PROBLEM SET —
- A) List every person named in the passage on the Mount Holly pageant.
- B) Revise the passage on the Mount Holly pageant by writing out everything from "The pageant began" down to "seat in row U.", with "limos" changed to "limousines".

--- EXCERPT TO READ ---

The pageant began at 7:00 on a brisk Saturday evening. My Mapquest directions led me off of Interstate 85 to the town of Mount Holly, North Carolina, where a hand-written poster tacked to a promotional Sun Drop sign propped against a light post announced in bubble letters, “Miss Mount Holly and Miss Teen Mount Holly Pageant TONIGHT,” and pointed me to the Mount Holly Middle School auditorium with a big black arrow. I arrived at the front door anxious that I was underdressed; as I rounded the corner from the parking lot, I faced two black stretch limos from which emerged men and women in suits and gowns. They were, however, followed by families clad in jeans like mine, so I climbed the stairs into the lobby, paid for my ticket, bought my program, and found a seat in row U.
In the lobby, pageant dads served hot dogs heated in crock pots and snow cones made from ice shaved in a kitchen blender. Inside the auditorium, the formally dressed judges, whose limo transportation, according to the program, was provided by the local funeral home, took their seats at the edge of the stage. Four- and five-year-old Little Princesses in elaborate gowns and make-up pranced up and down the aisles as their mothers chased them and warned them not to crack their rigidly hair-sprayed curls. A few rows behind me, a technician fiddled with the spotlight, which had been propped on top of a row of seats. On stage, dueling podiums sported cardboard signs with “Miss Mount Holly” and “Miss Teen Mount Holly” in the silver cutout letters that elementary school teachers use to decorate bulletin boards. When the lights finally dimmed and the spotlight director behind me was called into action, I wondered what I was getting into.
After a prayer and an operatic version of our National Anthem, replete with full-length ball gown, painfully long musical interludes, and extra verses I had no idea existed, the six Miss Teen contestants came out on stage strutting—not quite in unison—to a Grease song. They were equipped, though, with the unmistakable pageant smile, pink lips encircling white shiny teeth, and joined by their model, the reigning Miss Teen Mount Holly 2004. Immediately, the strong competitors shone through. Thirteen-year-old Tiffany took control of the stage as she bobbed her side-ponytail and swung her narrow hips. The Miss Teen contestants were followed by the Miss Mount Holly hopefuls and their Queen, all of whom entered with the palpable air of more mature, more polished contestants. For the final few seconds of the opening act, the contestants were joined by their pageant Little Sisters, young pageant hopefuls who were ushered on stage in miniature pink satin jackets with scarves around their necks. The tiny bee-boppers grinned at the thought of being on stage and hand-jived with intensity despite brief breaks to wave to their parents.
The evening progressed with the help of two emcees: Lane Ragsdale for the Miss pageant and our operatic national anthem vocalist, clad in a different floor-length gown, for the Miss Teen. Lane, who closely resembled Drew Carey despite his Southern drawl and effeminate speech habits, commanded the podium on the left and kept us occupied during costume changes by chatting with his co-host. The first hour flew by while we watched visiting Queens, as well as the reigning Miss and Miss Teen Mount Hollys, perform. Miss Teen North Carolina—denoted by her four-inch crown—sang in a bubble-gum pink taffeta dress with an organza skirt five feet in diameter. The reigning Teen Miss Mount Holly danced—sort of—while her parents beamed a few rows in front of me. Miss Mount Holly, Julie Huddle, impressed us all as her thin fingers pressed the piano keys.

--- ROWS ---

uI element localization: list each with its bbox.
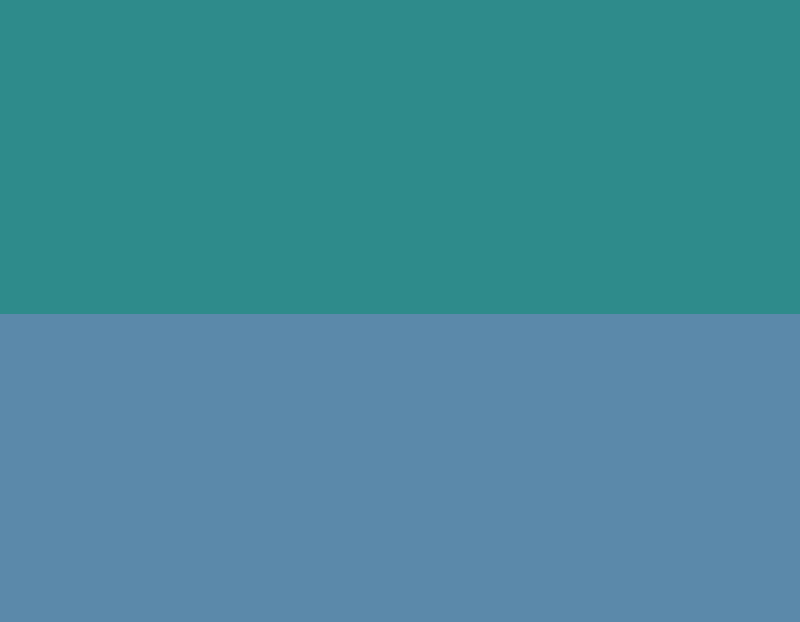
Title: East-West Magnetic Field Vector: East-West Magnetic Field Vector xyxy=(285,312,563,327)
Title: East-West Magnetic Field Vector   -  The Apophis Ra Observatory 52.56 N  1.95 W: East-West Magnetic Field Vector - The Ap… xyxy=(120,21,728,34)
Y-axis label: Rate of Change: Rate of Change xyxy=(0,402,11,499)
Y-axis label: Arbitrary Units: Arbitrary Units xyxy=(9,114,22,206)
X-axis label: Universal Time (UT) 8-9th September 2015: Universal Time (UT) 8-9th September 2015 xyxy=(273,308,575,320)
X-axis label: Universal Time 8-9th September 2015: Universal Time 8-9th September 2015 xyxy=(290,594,558,606)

---

RESPONSES BY TASK —
- A)
- Tiffany
- Lane Ragsdale
- Drew Carey
- Julie Huddle

- B)
The pageant began at 7:00 on a brisk Saturday evening. My Mapquest directions led me off of Interstate 85 to the town of Mount Holly, North Carolina, where a hand-written poster tacked to a promotional Sun Drop sign propped against a light post announced in bubble letters, “Miss Mount Holly and Miss Teen Mount Holly Pageant TONIGHT,” and pointed me to the Mount Holly Middle School auditorium with a big black arrow. I arrived at the front door anxious that I was underdressed; as I rounded the corner from the parking lot, I faced two black stretch limousines from which emerged men and women in suits and gowns. They were, however, followed by families clad in jeans like mine, so I climbed the stairs into the lobby, paid for my ticket, bought my program, and found a seat in row U.